Stated goal: Keep every line where the word "IPSec" appears; drop the rest.

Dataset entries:
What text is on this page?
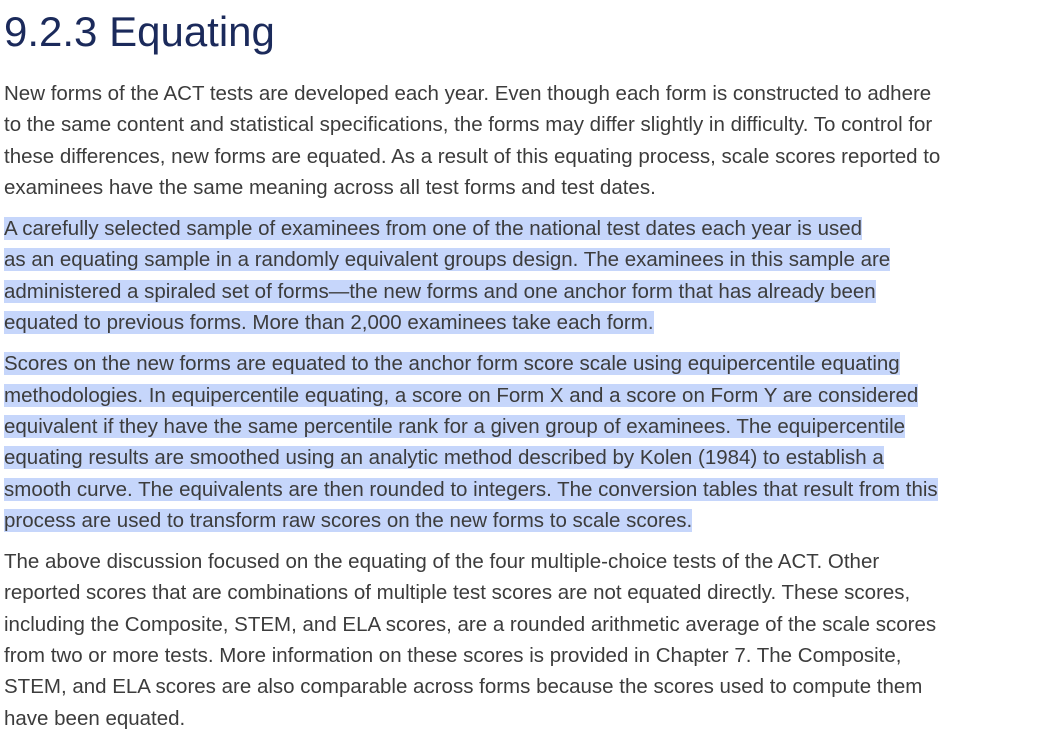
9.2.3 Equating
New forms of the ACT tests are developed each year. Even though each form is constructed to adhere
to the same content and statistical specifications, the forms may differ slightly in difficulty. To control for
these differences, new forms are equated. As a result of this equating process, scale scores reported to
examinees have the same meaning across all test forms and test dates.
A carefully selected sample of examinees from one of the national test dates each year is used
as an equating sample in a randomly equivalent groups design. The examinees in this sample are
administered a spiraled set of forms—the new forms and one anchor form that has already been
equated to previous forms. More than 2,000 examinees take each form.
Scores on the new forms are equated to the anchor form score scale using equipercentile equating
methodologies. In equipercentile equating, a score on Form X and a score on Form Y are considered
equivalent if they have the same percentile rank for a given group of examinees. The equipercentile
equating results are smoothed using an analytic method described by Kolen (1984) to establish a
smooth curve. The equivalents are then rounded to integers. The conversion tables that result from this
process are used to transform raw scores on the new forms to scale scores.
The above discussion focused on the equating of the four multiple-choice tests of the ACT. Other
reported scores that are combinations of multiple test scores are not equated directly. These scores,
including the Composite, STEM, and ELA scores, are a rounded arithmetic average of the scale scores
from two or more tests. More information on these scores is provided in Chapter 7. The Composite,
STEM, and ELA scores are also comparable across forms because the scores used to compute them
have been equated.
* * *
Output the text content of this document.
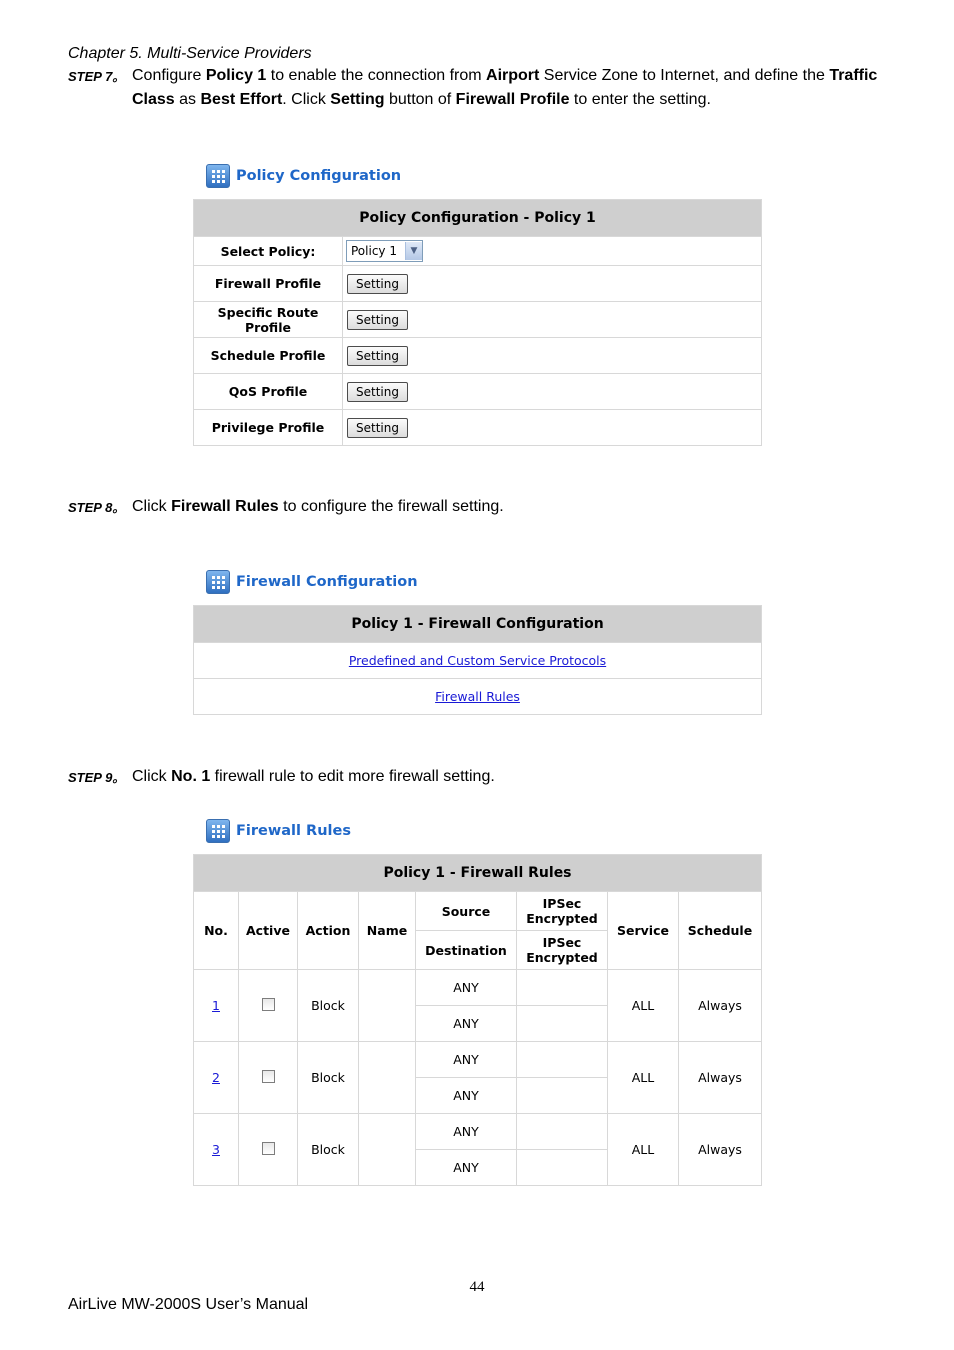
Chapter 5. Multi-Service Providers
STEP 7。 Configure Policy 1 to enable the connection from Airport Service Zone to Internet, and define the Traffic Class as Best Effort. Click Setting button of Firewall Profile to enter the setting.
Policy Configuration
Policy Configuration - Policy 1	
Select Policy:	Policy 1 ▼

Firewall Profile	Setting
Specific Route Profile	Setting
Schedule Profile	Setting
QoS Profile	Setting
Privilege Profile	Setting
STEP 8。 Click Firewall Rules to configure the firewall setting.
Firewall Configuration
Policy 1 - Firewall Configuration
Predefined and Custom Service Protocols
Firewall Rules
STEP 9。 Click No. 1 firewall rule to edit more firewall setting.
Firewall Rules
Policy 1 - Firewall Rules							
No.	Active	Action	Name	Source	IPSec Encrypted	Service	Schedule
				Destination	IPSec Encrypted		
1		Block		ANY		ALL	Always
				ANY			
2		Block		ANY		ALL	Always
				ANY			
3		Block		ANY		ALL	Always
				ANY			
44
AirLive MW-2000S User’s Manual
--
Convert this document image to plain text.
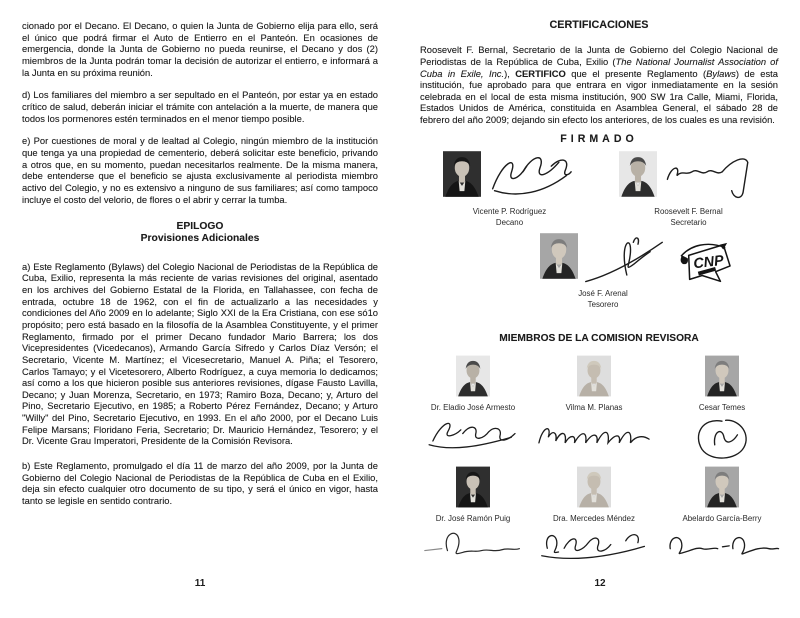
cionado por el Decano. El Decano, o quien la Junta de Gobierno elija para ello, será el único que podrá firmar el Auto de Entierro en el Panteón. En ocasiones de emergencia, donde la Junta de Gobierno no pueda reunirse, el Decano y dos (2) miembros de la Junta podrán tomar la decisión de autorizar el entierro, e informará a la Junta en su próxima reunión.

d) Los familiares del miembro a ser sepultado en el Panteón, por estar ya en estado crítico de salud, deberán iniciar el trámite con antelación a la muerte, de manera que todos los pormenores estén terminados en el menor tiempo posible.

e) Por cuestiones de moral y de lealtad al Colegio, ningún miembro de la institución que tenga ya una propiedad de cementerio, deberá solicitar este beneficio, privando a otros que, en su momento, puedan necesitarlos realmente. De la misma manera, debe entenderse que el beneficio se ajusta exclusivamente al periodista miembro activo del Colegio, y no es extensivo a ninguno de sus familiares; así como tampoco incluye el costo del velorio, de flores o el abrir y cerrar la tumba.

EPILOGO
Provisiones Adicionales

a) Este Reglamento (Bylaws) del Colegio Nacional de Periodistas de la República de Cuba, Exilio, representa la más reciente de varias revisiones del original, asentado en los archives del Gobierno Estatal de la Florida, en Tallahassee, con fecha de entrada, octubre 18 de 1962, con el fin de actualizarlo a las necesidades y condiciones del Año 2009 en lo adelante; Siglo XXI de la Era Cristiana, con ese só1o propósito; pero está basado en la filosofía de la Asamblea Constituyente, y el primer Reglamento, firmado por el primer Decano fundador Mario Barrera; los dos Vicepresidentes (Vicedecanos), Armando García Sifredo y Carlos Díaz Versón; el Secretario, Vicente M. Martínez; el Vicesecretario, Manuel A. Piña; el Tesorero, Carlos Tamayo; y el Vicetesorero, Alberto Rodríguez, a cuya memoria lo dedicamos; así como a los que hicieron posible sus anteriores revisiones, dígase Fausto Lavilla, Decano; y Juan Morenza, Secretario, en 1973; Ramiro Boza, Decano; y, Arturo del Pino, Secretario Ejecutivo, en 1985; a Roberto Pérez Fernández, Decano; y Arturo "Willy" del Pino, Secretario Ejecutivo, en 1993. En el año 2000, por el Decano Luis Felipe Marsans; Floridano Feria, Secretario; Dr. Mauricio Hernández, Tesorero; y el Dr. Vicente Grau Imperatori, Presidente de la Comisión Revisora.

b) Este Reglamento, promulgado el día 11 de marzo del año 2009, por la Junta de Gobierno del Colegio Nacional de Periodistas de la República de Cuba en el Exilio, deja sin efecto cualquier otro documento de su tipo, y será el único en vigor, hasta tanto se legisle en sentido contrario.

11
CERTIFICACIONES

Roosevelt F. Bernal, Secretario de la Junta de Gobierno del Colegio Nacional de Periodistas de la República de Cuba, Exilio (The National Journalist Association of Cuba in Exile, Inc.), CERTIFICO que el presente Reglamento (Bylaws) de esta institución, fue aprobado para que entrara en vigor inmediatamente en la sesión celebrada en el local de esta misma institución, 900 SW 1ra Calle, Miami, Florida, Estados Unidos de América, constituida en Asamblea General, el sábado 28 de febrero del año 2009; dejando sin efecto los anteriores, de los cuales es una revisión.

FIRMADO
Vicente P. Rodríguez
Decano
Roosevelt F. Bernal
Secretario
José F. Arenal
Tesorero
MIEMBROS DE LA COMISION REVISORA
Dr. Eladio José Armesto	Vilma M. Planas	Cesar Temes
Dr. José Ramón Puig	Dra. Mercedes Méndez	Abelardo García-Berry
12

Completed exercise:
No.	Active	Action	Name	Source	IPSec Encrypted	Service	Schedule
				Destination	IPSec Encrypted		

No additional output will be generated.